(Dataset rows about figures)
■ ■ ■ ■ ■ ■ ■

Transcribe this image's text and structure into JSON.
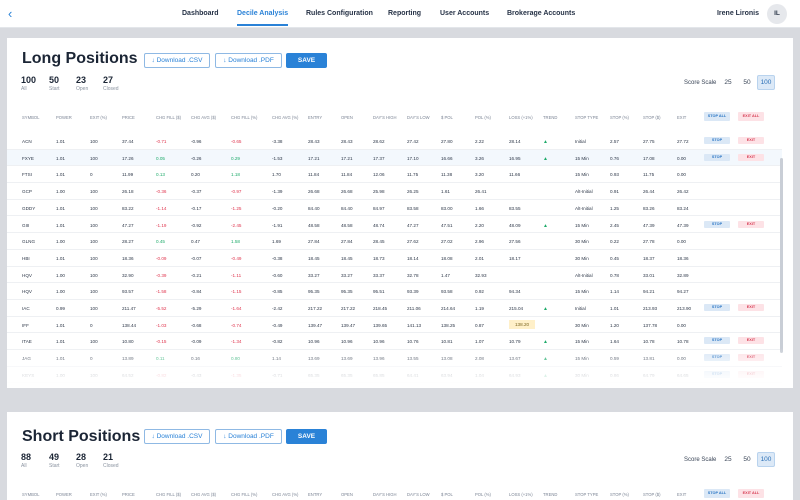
{
  "nav": {
    "back_icon": "chevron-left-icon",
    "tabs": [
      "Dashboard",
      "Decile Analysis",
      "Rules Configuration",
      "Reporting",
      "User Accounts",
      "Brokerage Accounts"
    ],
    "active_tab": "Decile Analysis",
    "user_name": "Irene Lironis",
    "avatar_initials": "IL"
  },
  "long": {
    "title": "Long Positions",
    "download_csv": "Download .CSV",
    "download_pdf": "Download .PDF",
    "save": "SAVE",
    "stats": [
      {
        "num": "100",
        "label": "All"
      },
      {
        "num": "50",
        "label": "Start"
      },
      {
        "num": "23",
        "label": "Open"
      },
      {
        "num": "27",
        "label": "Closed"
      }
    ],
    "scale_label": "Score Scale",
    "scale_options": [
      "25",
      "50",
      "100"
    ],
    "scale_selected": "100",
    "headers": [
      "SYMBOL",
      "POWER",
      "EXIT (%)",
      "PRICE",
      "CHG FILL ($)",
      "CHG AVG ($)",
      "CHG FILL (%)",
      "CHG AVG (%)",
      "ENTRY",
      "OPEN",
      "DAY'S HIGH",
      "DAY'S LOW",
      "$ POL",
      "POL (%)",
      "LOSS (+1%)",
      "TREND",
      "STOP TYPE",
      "STOP (%)",
      "STOP ($)",
      "EXIT"
    ],
    "stop_all": "STOP ALL",
    "exit_all": "EXIT ALL",
    "stop_label": "STOP",
    "exit_label": "EXIT",
    "rows": [
      {
        "cells": [
          "ACN",
          "1.01",
          "100",
          "37.44",
          "-0.71",
          "-0.96",
          "-0.65",
          "-3.38",
          "28.43",
          "28.43",
          "28.62",
          "27.42",
          "27.80",
          "2.22",
          "28.14",
          "▲",
          "Initial",
          "2.57",
          "27.75",
          "27.72"
        ],
        "dirs": [
          "down",
          "neutral",
          "down",
          "neutral"
        ],
        "actions": true,
        "hl": false
      },
      {
        "cells": [
          "FXYE",
          "1.01",
          "100",
          "17.26",
          "0.05",
          "-0.26",
          "0.29",
          "-1.53",
          "17.21",
          "17.21",
          "17.37",
          "17.10",
          "16.66",
          "3.26",
          "16.95",
          "▲",
          "15 Min",
          "0.76",
          "17.08",
          "0.00"
        ],
        "dirs": [
          "up",
          "neutral",
          "up",
          "neutral"
        ],
        "actions": true,
        "hl": true
      },
      {
        "cells": [
          "FTSI",
          "1.01",
          "0",
          "11.99",
          "0.13",
          "0.20",
          "1.18",
          "1.70",
          "11.84",
          "11.84",
          "12.06",
          "11.75",
          "11.38",
          "3.20",
          "11.66",
          "",
          "15 Min",
          "0.93",
          "11.75",
          "0.00"
        ],
        "dirs": [
          "up",
          "neutral",
          "up",
          "neutral"
        ],
        "actions": false,
        "hl": false
      },
      {
        "cells": [
          "GCP",
          "1.00",
          "100",
          "26.18",
          "-0.36",
          "-0.37",
          "-0.97",
          "-1.39",
          "26.68",
          "26.68",
          "25.98",
          "26.25",
          "1.61",
          "26.41",
          "",
          "",
          "Alt-Initial",
          "0.91",
          "26.44",
          "26.42"
        ],
        "dirs": [
          "down",
          "neutral",
          "down",
          "neutral"
        ],
        "actions": false,
        "hl": false
      },
      {
        "cells": [
          "GDDY",
          "1.01",
          "100",
          "83.22",
          "-1.14",
          "-0.17",
          "-1.25",
          "-0.20",
          "84.40",
          "84.40",
          "84.97",
          "83.58",
          "83.00",
          "1.66",
          "83.55",
          "",
          "Alt-Initial",
          "1.25",
          "83.26",
          "83.24"
        ],
        "dirs": [
          "down",
          "neutral",
          "down",
          "neutral"
        ],
        "actions": false,
        "hl": false
      },
      {
        "cells": [
          "GIII",
          "1.01",
          "100",
          "47.27",
          "-1.19",
          "-0.92",
          "-2.45",
          "-1.91",
          "48.58",
          "48.58",
          "48.74",
          "47.27",
          "47.51",
          "2.20",
          "48.09",
          "▲",
          "15 Min",
          "2.45",
          "47.39",
          "47.39"
        ],
        "dirs": [
          "down",
          "neutral",
          "down",
          "neutral"
        ],
        "actions": true,
        "hl": false
      },
      {
        "cells": [
          "GLNG",
          "1.00",
          "100",
          "28.27",
          "0.45",
          "0.47",
          "1.58",
          "1.69",
          "27.84",
          "27.84",
          "28.45",
          "27.62",
          "27.02",
          "2.96",
          "27.56",
          "",
          "30 Min",
          "0.22",
          "27.78",
          "0.00"
        ],
        "dirs": [
          "up",
          "neutral",
          "up",
          "neutral"
        ],
        "actions": false,
        "hl": false
      },
      {
        "cells": [
          "HBI",
          "1.01",
          "100",
          "18.36",
          "-0.09",
          "-0.07",
          "-0.49",
          "-0.38",
          "18.45",
          "18.45",
          "18.73",
          "18.14",
          "18.08",
          "2.01",
          "18.17",
          "",
          "30 Min",
          "0.45",
          "18.37",
          "18.36"
        ],
        "dirs": [
          "down",
          "neutral",
          "down",
          "neutral"
        ],
        "actions": false,
        "hl": false
      },
      {
        "cells": [
          "HQV",
          "1.00",
          "100",
          "32.90",
          "-0.39",
          "-0.21",
          "-1.11",
          "-0.60",
          "33.27",
          "33.27",
          "33.37",
          "32.78",
          "1.47",
          "32.93",
          "",
          "",
          "Alt-Initial",
          "0.78",
          "33.01",
          "32.89"
        ],
        "dirs": [
          "down",
          "neutral",
          "down",
          "neutral"
        ],
        "actions": false,
        "hl": false
      },
      {
        "cells": [
          "HQV",
          "1.00",
          "100",
          "93.57",
          "-1.58",
          "-0.84",
          "-1.15",
          "-0.85",
          "95.35",
          "95.35",
          "95.51",
          "93.39",
          "93.58",
          "0.92",
          "94.34",
          "",
          "15 Min",
          "1.14",
          "94.21",
          "94.27"
        ],
        "dirs": [
          "down",
          "neutral",
          "down",
          "neutral"
        ],
        "actions": false,
        "hl": false
      },
      {
        "cells": [
          "IAC",
          "0.99",
          "100",
          "211.47",
          "-5.52",
          "-5.29",
          "-1.64",
          "-2.42",
          "217.22",
          "217.22",
          "218.45",
          "211.06",
          "214.64",
          "1.19",
          "215.04",
          "▲",
          "Initial",
          "1.01",
          "213.93",
          "213.90"
        ],
        "dirs": [
          "down",
          "neutral",
          "down",
          "neutral"
        ],
        "actions": true,
        "hl": false
      },
      {
        "cells": [
          "IFF",
          "1.01",
          "0",
          "138.44",
          "-1.03",
          "-0.68",
          "-0.74",
          "-0.49",
          "139.47",
          "139.47",
          "139.65",
          "141.13",
          "138.25",
          "0.87",
          "138.20",
          "",
          "30 Min",
          "1.20",
          "137.78",
          "0.00"
        ],
        "dirs": [
          "down",
          "neutral",
          "down",
          "neutral"
        ],
        "actions": false,
        "hl": false,
        "vwap": true
      },
      {
        "cells": [
          "ITAE",
          "1.01",
          "100",
          "10.80",
          "-0.15",
          "-0.09",
          "-1.34",
          "-0.82",
          "10.96",
          "10.96",
          "10.96",
          "10.76",
          "10.81",
          "1.07",
          "10.79",
          "▲",
          "15 Min",
          "1.64",
          "10.78",
          "10.78"
        ],
        "dirs": [
          "down",
          "neutral",
          "down",
          "neutral"
        ],
        "actions": true,
        "hl": false
      },
      {
        "cells": [
          "JAG",
          "1.01",
          "0",
          "13.89",
          "0.11",
          "0.16",
          "0.80",
          "1.14",
          "13.69",
          "13.69",
          "13.96",
          "13.55",
          "13.08",
          "2.08",
          "13.67",
          "▲",
          "15 Min",
          "0.59",
          "13.81",
          "0.00"
        ],
        "dirs": [
          "up",
          "neutral",
          "up",
          "neutral"
        ],
        "actions": true,
        "hl": false
      },
      {
        "cells": [
          "KEYS",
          "1.00",
          "100",
          "64.52",
          "-0.82",
          "-0.43",
          "-1.35",
          "-0.71",
          "65.35",
          "65.35",
          "65.85",
          "64.41",
          "63.94",
          "1.04",
          "64.93",
          "▲",
          "30 Min",
          "0.86",
          "64.79",
          "64.65"
        ],
        "dirs": [
          "down",
          "neutral",
          "down",
          "neutral"
        ],
        "actions": true,
        "hl": false
      }
    ]
  },
  "short": {
    "title": "Short Positions",
    "download_csv": "Download .CSV",
    "download_pdf": "Download .PDF",
    "save": "SAVE",
    "stats": [
      {
        "num": "88",
        "label": "All"
      },
      {
        "num": "49",
        "label": "Start"
      },
      {
        "num": "28",
        "label": "Open"
      },
      {
        "num": "21",
        "label": "Closed"
      }
    ],
    "scale_label": "Score Scale",
    "scale_options": [
      "25",
      "50",
      "100"
    ],
    "scale_selected": "100",
    "headers": [
      "SYMBOL",
      "POWER",
      "EXIT (%)",
      "PRICE",
      "CHG FILL ($)",
      "CHG AVG ($)",
      "CHG FILL (%)",
      "CHG AVG (%)",
      "ENTRY",
      "OPEN",
      "DAY'S HIGH",
      "DAY'S LOW",
      "$ POL",
      "POL (%)",
      "LOSS (+1%)",
      "TREND",
      "STOP TYPE",
      "STOP (%)",
      "STOP ($)",
      "EXIT"
    ],
    "stop_all": "STOP ALL",
    "exit_all": "EXIT ALL"
  }
}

■ ■ ■ ■ ■ ■ ■

* [EXERCISE DESCRIPTION]
Scan the data above; copy every line where "title" appears.

* [CORRECT ANSWER]
    "title": "Long Positions",
    "title": "Short Positions",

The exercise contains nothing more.